**What you are asked to do**
Filter the entries and keep only the lines where the string "title" appears.

■ ■ ■ ■ ■

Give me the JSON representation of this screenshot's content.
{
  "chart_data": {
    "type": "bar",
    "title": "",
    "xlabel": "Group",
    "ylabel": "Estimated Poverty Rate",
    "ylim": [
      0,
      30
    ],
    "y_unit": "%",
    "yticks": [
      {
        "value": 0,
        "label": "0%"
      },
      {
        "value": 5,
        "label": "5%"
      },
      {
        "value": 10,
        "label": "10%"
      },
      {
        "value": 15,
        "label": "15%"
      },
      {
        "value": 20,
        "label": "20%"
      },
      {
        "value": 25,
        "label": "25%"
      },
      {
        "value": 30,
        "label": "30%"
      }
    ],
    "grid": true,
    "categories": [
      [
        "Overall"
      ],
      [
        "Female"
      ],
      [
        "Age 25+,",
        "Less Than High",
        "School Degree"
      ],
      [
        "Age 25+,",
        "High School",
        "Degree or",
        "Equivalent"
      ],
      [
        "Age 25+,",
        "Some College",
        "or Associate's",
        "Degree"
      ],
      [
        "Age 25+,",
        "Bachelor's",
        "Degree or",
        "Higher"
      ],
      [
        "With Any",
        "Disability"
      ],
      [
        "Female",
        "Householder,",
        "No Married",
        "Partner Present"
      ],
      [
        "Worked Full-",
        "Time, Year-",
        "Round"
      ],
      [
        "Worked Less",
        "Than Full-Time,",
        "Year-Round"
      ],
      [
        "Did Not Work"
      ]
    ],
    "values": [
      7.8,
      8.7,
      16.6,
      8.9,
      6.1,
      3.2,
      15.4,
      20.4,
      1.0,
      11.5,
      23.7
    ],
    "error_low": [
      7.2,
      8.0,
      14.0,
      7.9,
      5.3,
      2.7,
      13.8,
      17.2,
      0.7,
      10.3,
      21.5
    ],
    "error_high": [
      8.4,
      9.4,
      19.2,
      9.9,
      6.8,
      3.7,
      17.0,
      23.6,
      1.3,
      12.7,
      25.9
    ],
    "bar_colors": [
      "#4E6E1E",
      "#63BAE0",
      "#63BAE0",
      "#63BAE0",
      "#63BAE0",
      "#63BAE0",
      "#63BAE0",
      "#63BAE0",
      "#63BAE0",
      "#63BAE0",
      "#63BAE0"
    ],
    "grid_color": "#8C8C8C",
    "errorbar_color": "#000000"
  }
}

■ ■ ■ ■ ■

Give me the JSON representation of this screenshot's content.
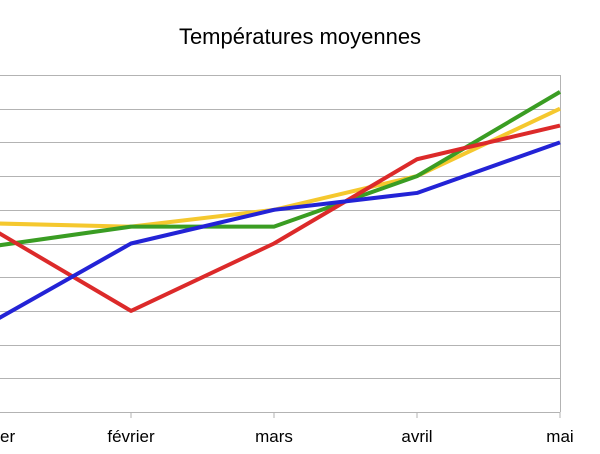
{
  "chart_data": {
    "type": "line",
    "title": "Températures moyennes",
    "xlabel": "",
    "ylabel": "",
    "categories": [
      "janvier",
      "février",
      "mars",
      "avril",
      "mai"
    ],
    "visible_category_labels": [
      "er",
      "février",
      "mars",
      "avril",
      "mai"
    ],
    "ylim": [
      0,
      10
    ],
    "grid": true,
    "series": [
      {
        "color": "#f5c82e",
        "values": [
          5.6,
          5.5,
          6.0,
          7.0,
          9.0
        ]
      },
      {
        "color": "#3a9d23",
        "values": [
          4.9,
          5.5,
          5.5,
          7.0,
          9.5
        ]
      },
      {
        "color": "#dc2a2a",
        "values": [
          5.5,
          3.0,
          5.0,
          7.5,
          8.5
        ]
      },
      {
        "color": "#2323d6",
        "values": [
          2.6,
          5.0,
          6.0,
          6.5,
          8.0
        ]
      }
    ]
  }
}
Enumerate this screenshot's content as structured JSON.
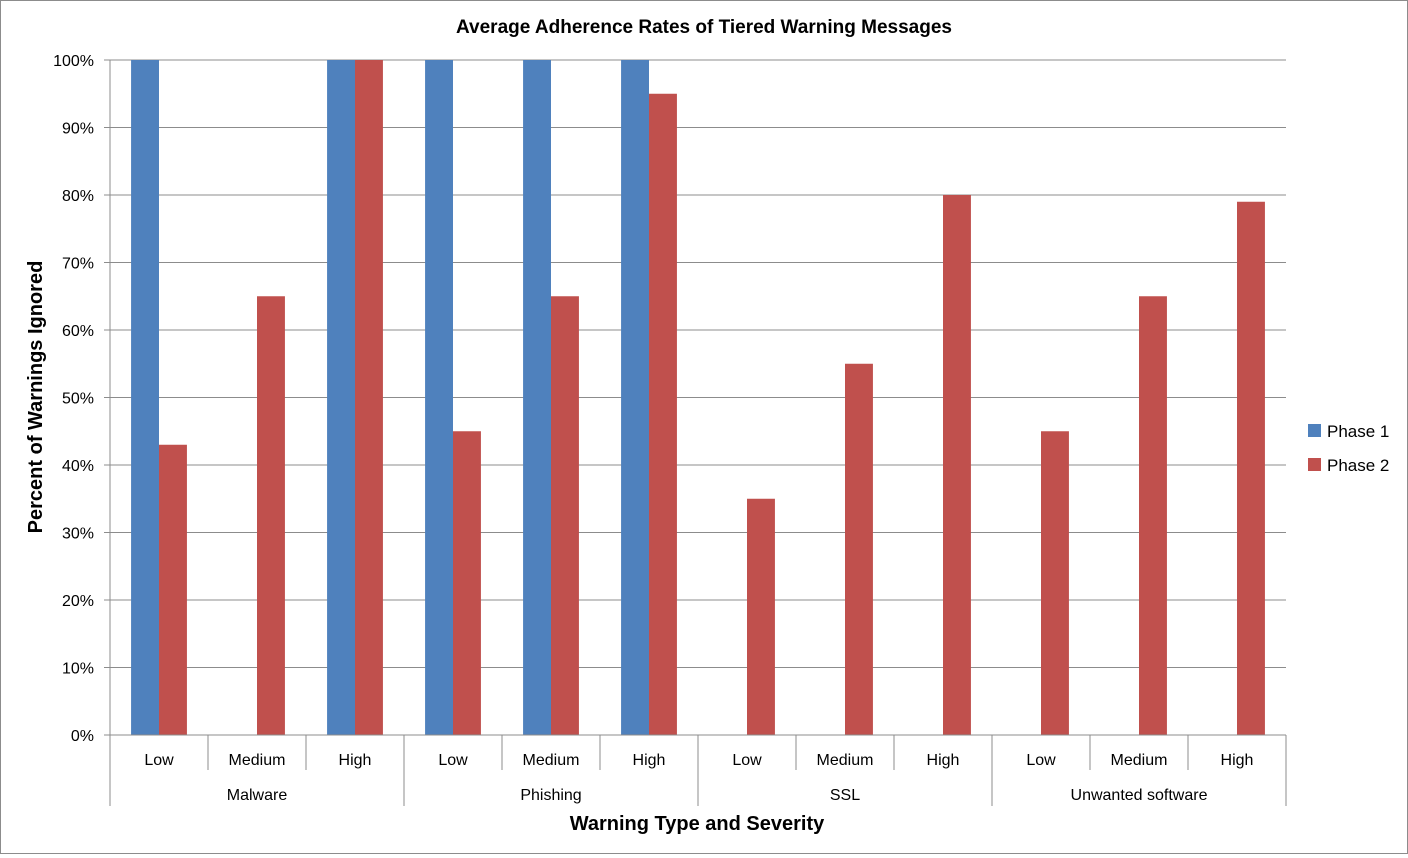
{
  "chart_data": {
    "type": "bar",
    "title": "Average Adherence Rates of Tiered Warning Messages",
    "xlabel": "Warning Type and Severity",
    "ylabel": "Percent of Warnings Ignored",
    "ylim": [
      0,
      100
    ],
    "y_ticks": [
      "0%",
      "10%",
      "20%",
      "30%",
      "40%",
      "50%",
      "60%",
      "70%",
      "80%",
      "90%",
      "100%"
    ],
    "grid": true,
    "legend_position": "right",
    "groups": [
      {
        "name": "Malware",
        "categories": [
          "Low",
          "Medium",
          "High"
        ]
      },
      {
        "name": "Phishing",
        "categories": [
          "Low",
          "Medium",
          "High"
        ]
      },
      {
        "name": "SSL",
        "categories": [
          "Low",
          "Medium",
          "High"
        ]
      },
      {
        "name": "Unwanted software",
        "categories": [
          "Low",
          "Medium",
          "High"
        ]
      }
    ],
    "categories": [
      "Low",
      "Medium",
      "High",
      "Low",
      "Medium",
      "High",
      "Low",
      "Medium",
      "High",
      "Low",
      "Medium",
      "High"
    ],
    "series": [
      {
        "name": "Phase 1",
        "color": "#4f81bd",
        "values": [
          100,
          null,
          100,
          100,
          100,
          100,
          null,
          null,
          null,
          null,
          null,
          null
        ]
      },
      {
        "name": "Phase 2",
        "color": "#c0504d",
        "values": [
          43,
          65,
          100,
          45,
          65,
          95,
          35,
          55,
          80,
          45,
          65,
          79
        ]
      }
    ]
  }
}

■ ■ ■ ■ ■

**Response to this exercise**
    "title": "",
    "title": "Températures moyennes",
    "title": "Average Adherence Rates of Tiered Warning Messages",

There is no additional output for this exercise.